### SUPPLIED RECORDS
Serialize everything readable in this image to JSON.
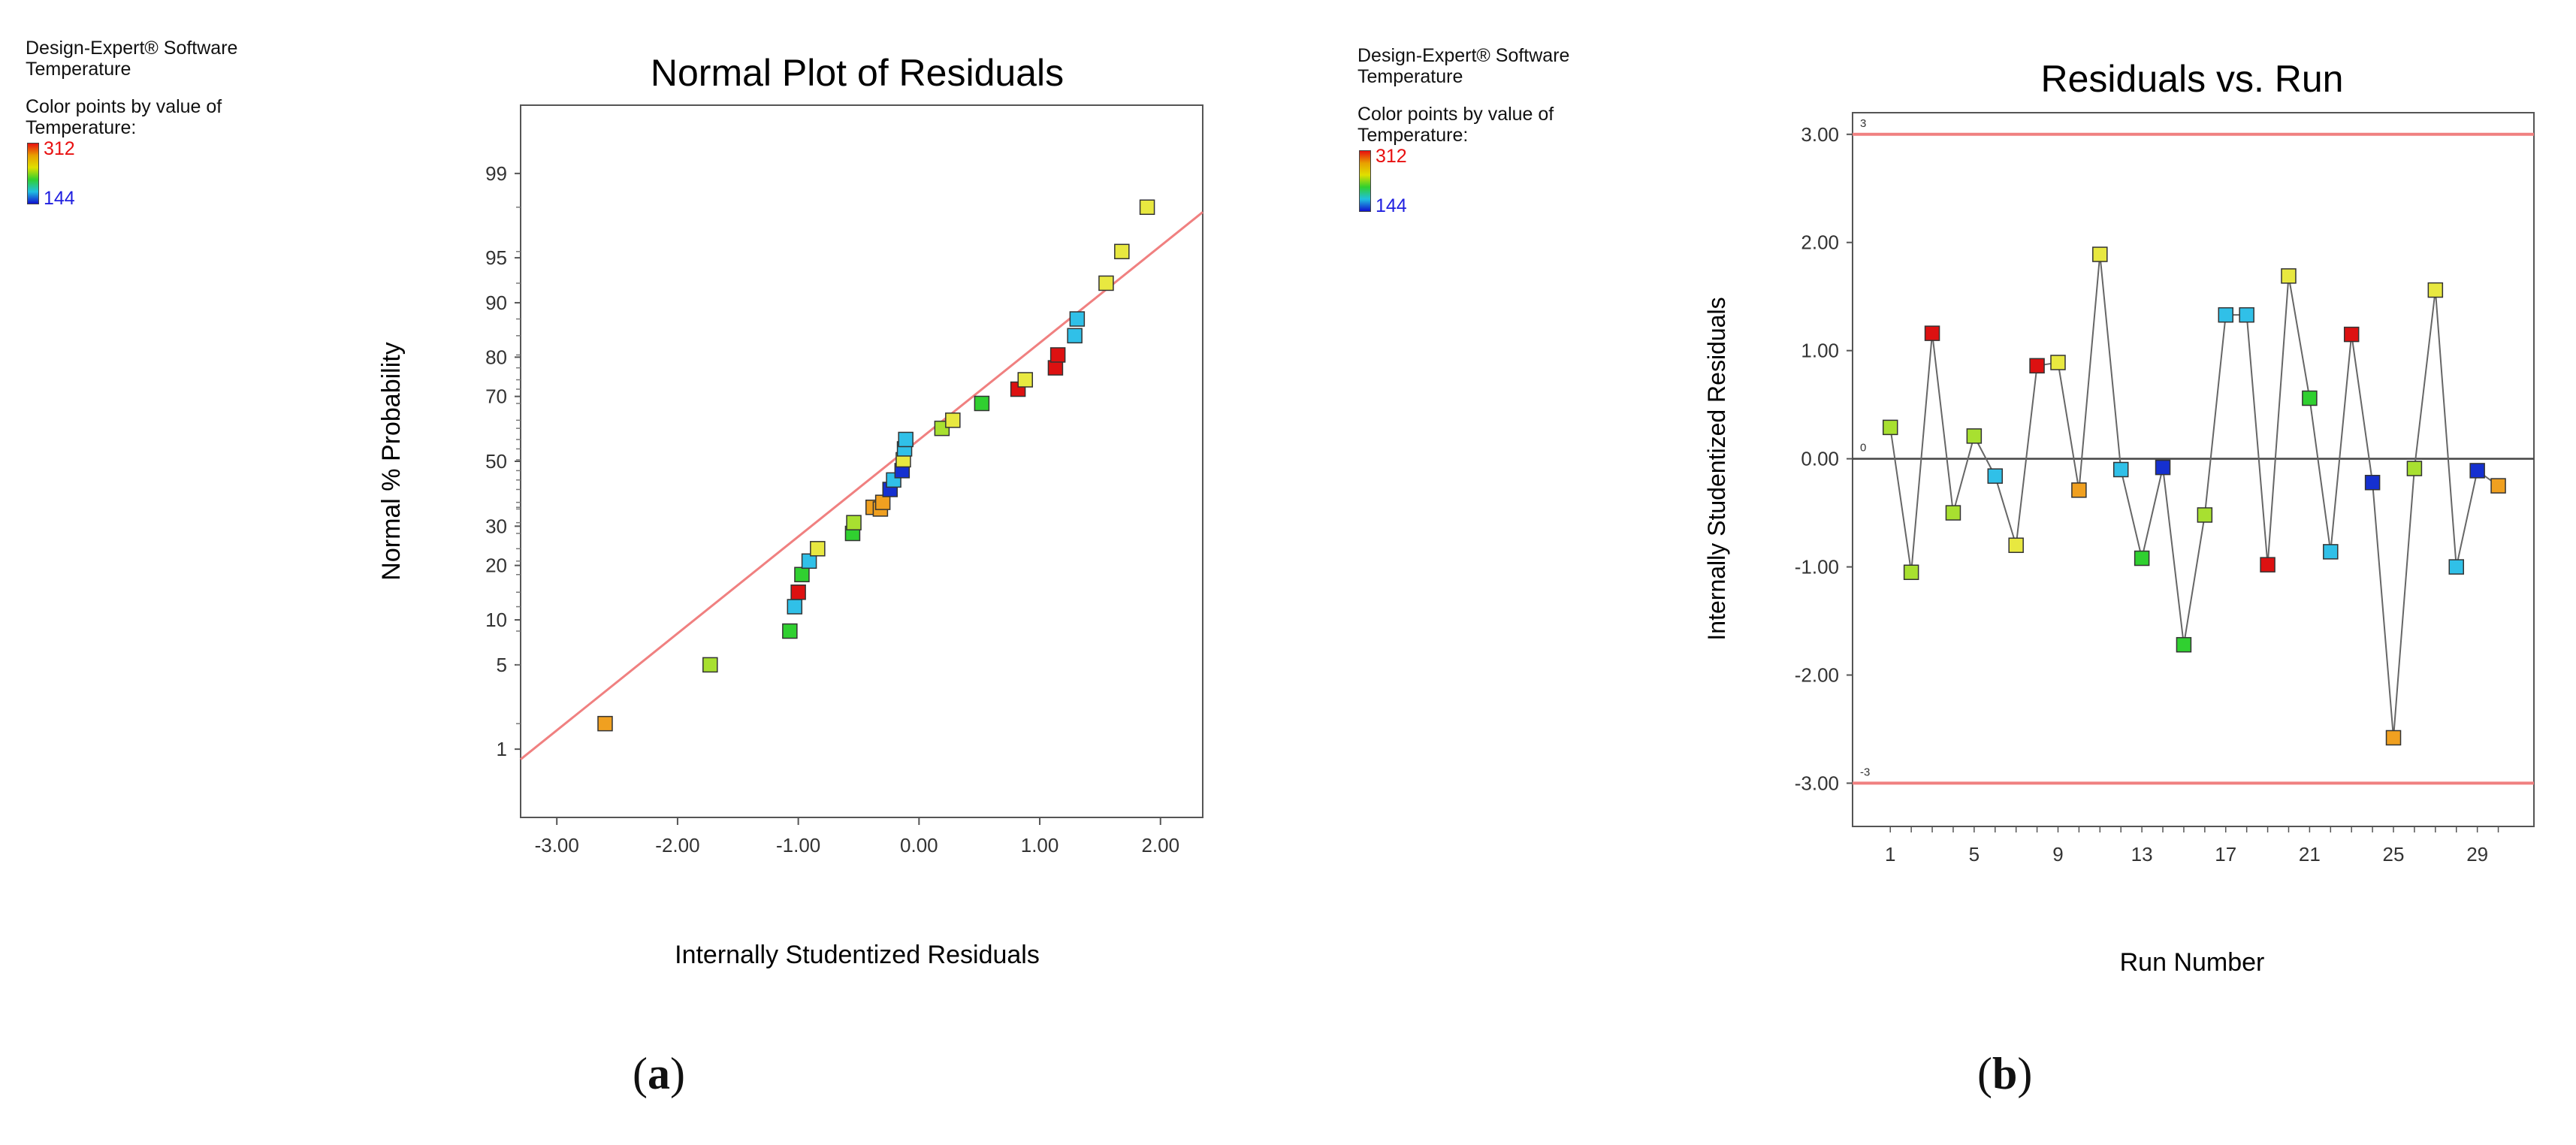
{
  "panels": [
    {
      "software": "Design-Expert® Software",
      "factor": "Temperature",
      "color_label_1": "Color points by value of",
      "color_label_2": "Temperature:",
      "color_max": "312",
      "color_min": "144",
      "caption": "a"
    },
    {
      "software": "Design-Expert® Software",
      "factor": "Temperature",
      "color_label_1": "Color points by value of",
      "color_label_2": "Temperature:",
      "color_max": "312",
      "color_min": "144",
      "caption": "b"
    }
  ],
  "colors": {
    "fit_line": "#f08080",
    "limit_line": "#f08080",
    "red": "#dd1111",
    "orange": "#f0a020",
    "yellow": "#e8e840",
    "lime": "#a8e030",
    "green": "#30d030",
    "cyan": "#30c0e8",
    "blue": "#1530d0"
  },
  "chart_data": [
    {
      "type": "scatter",
      "title": "Normal Plot of Residuals",
      "xlabel": "Internally Studentized Residuals",
      "ylabel": "Normal % Probability",
      "xlim": [
        -3.3,
        2.35
      ],
      "ylim_probability": [
        0.2,
        99.8
      ],
      "x_ticks": [
        "-3.00",
        "-2.00",
        "-1.00",
        "0.00",
        "1.00",
        "2.00"
      ],
      "x_tick_values": [
        -3,
        -2,
        -1,
        0,
        1,
        2
      ],
      "y_ticks": [
        "1",
        "5",
        "10",
        "20",
        "30",
        "50",
        "70",
        "80",
        "90",
        "95",
        "99"
      ],
      "y_tick_values": [
        1,
        5,
        10,
        20,
        30,
        50,
        70,
        80,
        90,
        95,
        99
      ],
      "fit_line": {
        "x": [
          -3.3,
          2.35
        ],
        "prob": [
          0.8,
          97.8
        ]
      },
      "points": [
        {
          "x": -2.6,
          "p": 1.7,
          "c": "orange"
        },
        {
          "x": -1.73,
          "p": 5.0,
          "c": "lime"
        },
        {
          "x": -1.07,
          "p": 8.5,
          "c": "green"
        },
        {
          "x": -1.03,
          "p": 12.0,
          "c": "cyan"
        },
        {
          "x": -1.0,
          "p": 14.5,
          "c": "red"
        },
        {
          "x": -0.97,
          "p": 18.0,
          "c": "green"
        },
        {
          "x": -0.91,
          "p": 21.0,
          "c": "cyan"
        },
        {
          "x": -0.84,
          "p": 24.0,
          "c": "yellow"
        },
        {
          "x": -0.55,
          "p": 28.0,
          "c": "green"
        },
        {
          "x": -0.54,
          "p": 31.0,
          "c": "lime"
        },
        {
          "x": -0.38,
          "p": 35.5,
          "c": "orange"
        },
        {
          "x": -0.32,
          "p": 35.0,
          "c": "orange"
        },
        {
          "x": -0.3,
          "p": 37.0,
          "c": "orange"
        },
        {
          "x": -0.24,
          "p": 41.0,
          "c": "blue"
        },
        {
          "x": -0.21,
          "p": 44.0,
          "c": "cyan"
        },
        {
          "x": -0.14,
          "p": 47.0,
          "c": "blue"
        },
        {
          "x": -0.13,
          "p": 50.5,
          "c": "yellow"
        },
        {
          "x": -0.12,
          "p": 54.0,
          "c": "cyan"
        },
        {
          "x": -0.11,
          "p": 57.0,
          "c": "cyan"
        },
        {
          "x": 0.19,
          "p": 60.5,
          "c": "lime"
        },
        {
          "x": 0.28,
          "p": 63.0,
          "c": "yellow"
        },
        {
          "x": 0.52,
          "p": 68.0,
          "c": "green"
        },
        {
          "x": 0.82,
          "p": 72.0,
          "c": "red"
        },
        {
          "x": 0.88,
          "p": 74.5,
          "c": "yellow"
        },
        {
          "x": 1.13,
          "p": 77.5,
          "c": "red"
        },
        {
          "x": 1.15,
          "p": 80.5,
          "c": "red"
        },
        {
          "x": 1.29,
          "p": 84.5,
          "c": "cyan"
        },
        {
          "x": 1.31,
          "p": 87.5,
          "c": "cyan"
        },
        {
          "x": 1.55,
          "p": 92.5,
          "c": "yellow"
        },
        {
          "x": 1.68,
          "p": 95.5,
          "c": "yellow"
        },
        {
          "x": 1.89,
          "p": 98.0,
          "c": "yellow"
        }
      ]
    },
    {
      "type": "line",
      "title": "Residuals vs. Run",
      "xlabel": "Run Number",
      "ylabel": "Internally Studentized Residuals",
      "xlim": [
        -0.8,
        31.7
      ],
      "ylim": [
        -3.4,
        3.2
      ],
      "x_ticks": [
        "1",
        "5",
        "9",
        "13",
        "17",
        "21",
        "25",
        "29"
      ],
      "x_tick_values": [
        1,
        5,
        9,
        13,
        17,
        21,
        25,
        29
      ],
      "y_ticks": [
        "3.00",
        "2.00",
        "1.00",
        "0.00",
        "-1.00",
        "-2.00",
        "-3.00"
      ],
      "y_tick_values": [
        3,
        2,
        1,
        0,
        -1,
        -2,
        -3
      ],
      "limit_upper": 3,
      "limit_lower": -3,
      "limit_upper_label": "3",
      "limit_lower_label": "-3",
      "zero_label": "0",
      "runs": [
        1,
        2,
        3,
        4,
        5,
        6,
        7,
        8,
        9,
        10,
        11,
        12,
        13,
        14,
        15,
        16,
        17,
        18,
        19,
        20,
        21,
        22,
        23,
        24,
        25,
        26,
        27,
        28,
        29,
        30
      ],
      "values": [
        0.29,
        -1.05,
        1.16,
        -0.5,
        0.21,
        -0.16,
        -0.8,
        0.86,
        0.89,
        -0.29,
        1.89,
        -0.1,
        -0.92,
        -0.08,
        -1.72,
        -0.52,
        1.33,
        1.33,
        -0.98,
        1.69,
        0.56,
        -0.86,
        1.15,
        -0.22,
        -2.58,
        -0.09,
        1.56,
        -1.0,
        -0.11,
        -0.25
      ],
      "point_colors": [
        "lime",
        "lime",
        "red",
        "lime",
        "lime",
        "cyan",
        "yellow",
        "red",
        "yellow",
        "orange",
        "yellow",
        "cyan",
        "green",
        "blue",
        "green",
        "lime",
        "cyan",
        "cyan",
        "red",
        "yellow",
        "green",
        "cyan",
        "red",
        "blue",
        "orange",
        "lime",
        "yellow",
        "cyan",
        "blue",
        "orange"
      ]
    }
  ]
}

### WHAT NEEDS TO BE DONE
Gather up the lines that contain the word "Internally".

### SOLUTION TO THE PROBLEM
      "xlabel": "Internally Studentized Residuals",
      "ylabel": "Internally Studentized Residuals",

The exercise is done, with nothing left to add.